Entries from a page text collection:
=-=-=
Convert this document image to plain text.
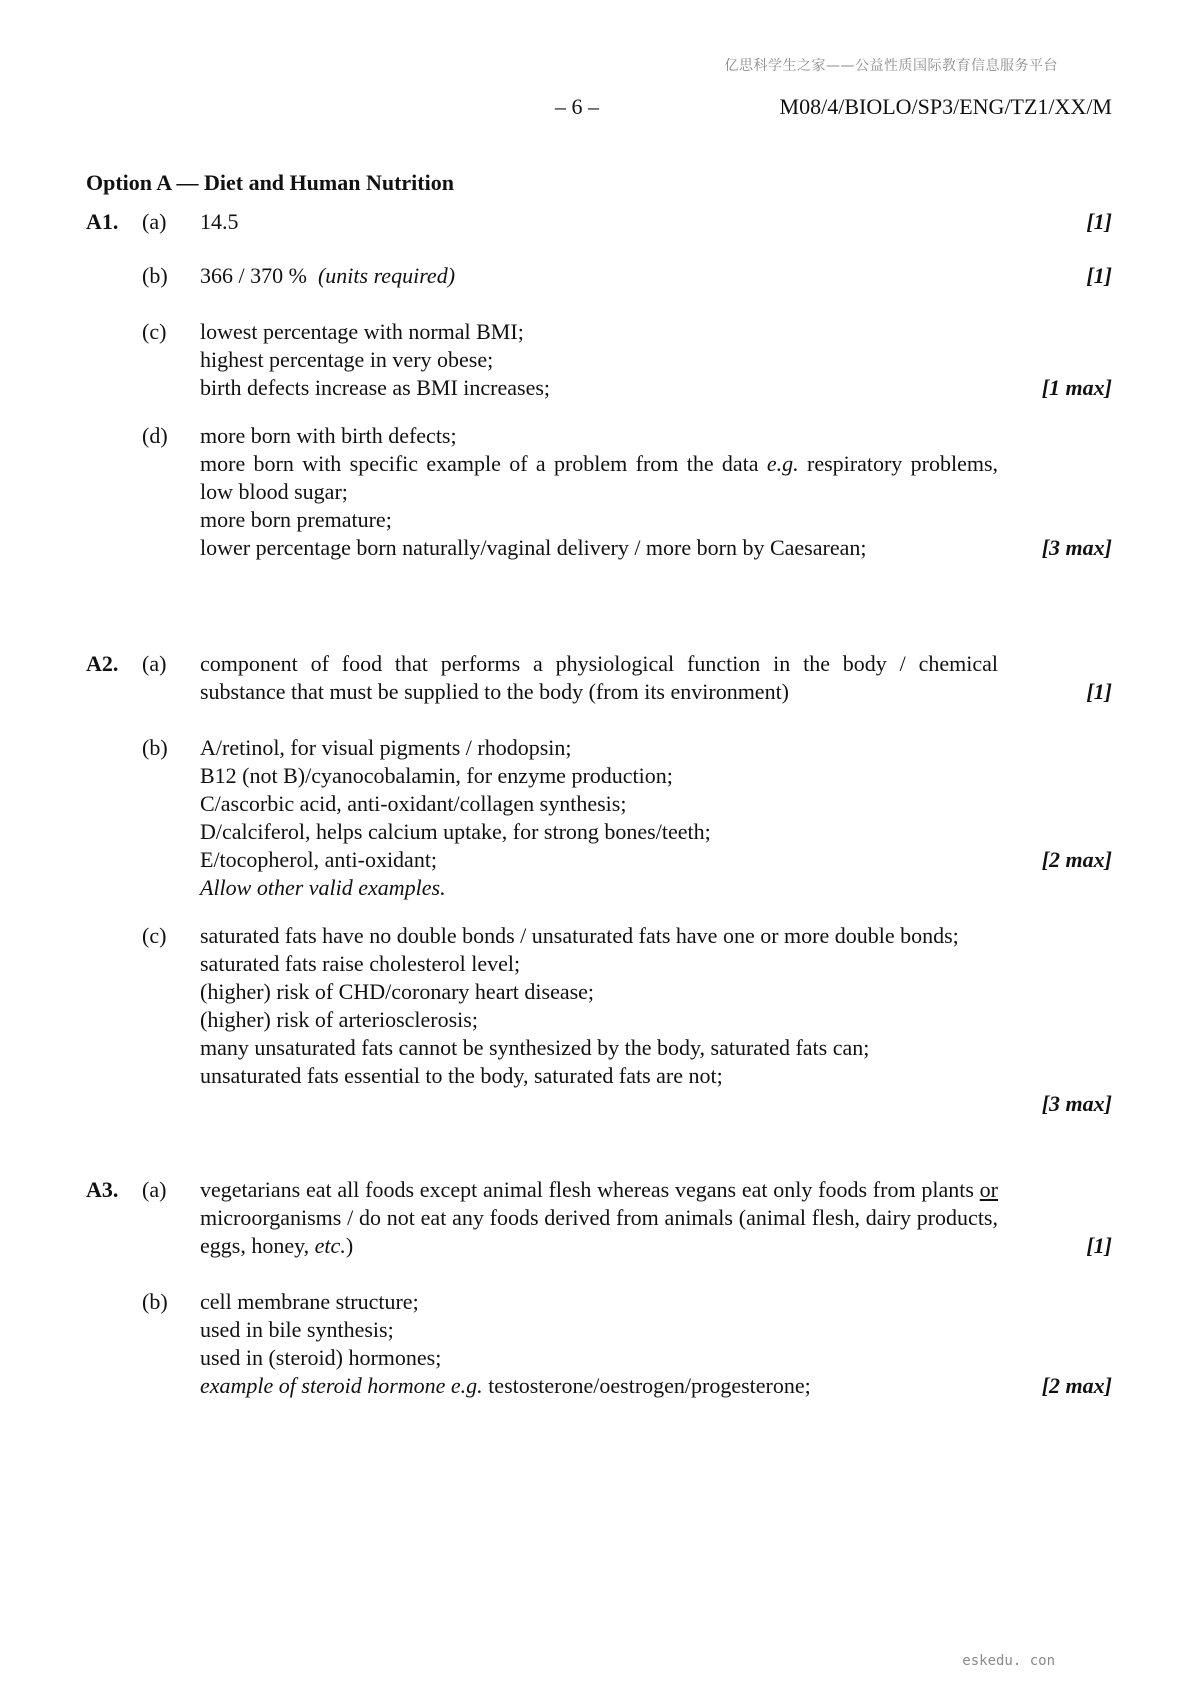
亿思科学生之家——公益性质国际教育信息服务平台
– 6 –	M08/4/BIOLO/SP3/ENG/TZ1/XX/M
Option A — Diet and Human Nutrition
A1. (a) 14.5	[1]
(b) 366 / 370 % (units required)	[1]
(c) lowest percentage with normal BMI;
highest percentage in very obese;
birth defects increase as BMI increases;	[1 max]
(d) more born with birth defects;
more born with specific example of a problem from the data e.g. respiratory problems, low blood sugar;
more born premature;
lower percentage born naturally/vaginal delivery / more born by Caesarean;	[3 max]
A2. (a) component of food that performs a physiological function in the body / chemical substance that must be supplied to the body (from its environment)	[1]
(b) A/retinol, for visual pigments / rhodopsin;
B12 (not B)/cyanocobalamin, for enzyme production;
C/ascorbic acid, anti-oxidant/collagen synthesis;
D/calciferol, helps calcium uptake, for strong bones/teeth;
E/tocopherol, anti-oxidant;
Allow other valid examples.
[2 max]
(c) saturated fats have no double bonds / unsaturated fats have one or more double bonds;
saturated fats raise cholesterol level;
(higher) risk of CHD/coronary heart disease;
(higher) risk of arteriosclerosis;
many unsaturated fats cannot be synthesized by the body, saturated fats can;
unsaturated fats essential to the body, saturated fats are not;
[3 max]
A3. (a) vegetarians eat all foods except animal flesh whereas vegans eat only foods from plants or microorganisms / do not eat any foods derived from animals (animal flesh, dairy products, eggs, honey, etc.)	[1]
(b) cell membrane structure;
used in bile synthesis;
used in (steroid) hormones;
example of steroid hormone e.g. testosterone/oestrogen/progesterone;	[2 max]
eskedu. con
=-=-=
Goal of the exercise: Among the lines above, list those that contain the word "percentage".

Task answer:
(c) lowest percentage with normal BMI;
highest percentage in very obese;
lower percentage born naturally/vaginal delivery / more born by Caesarean;	[3 max]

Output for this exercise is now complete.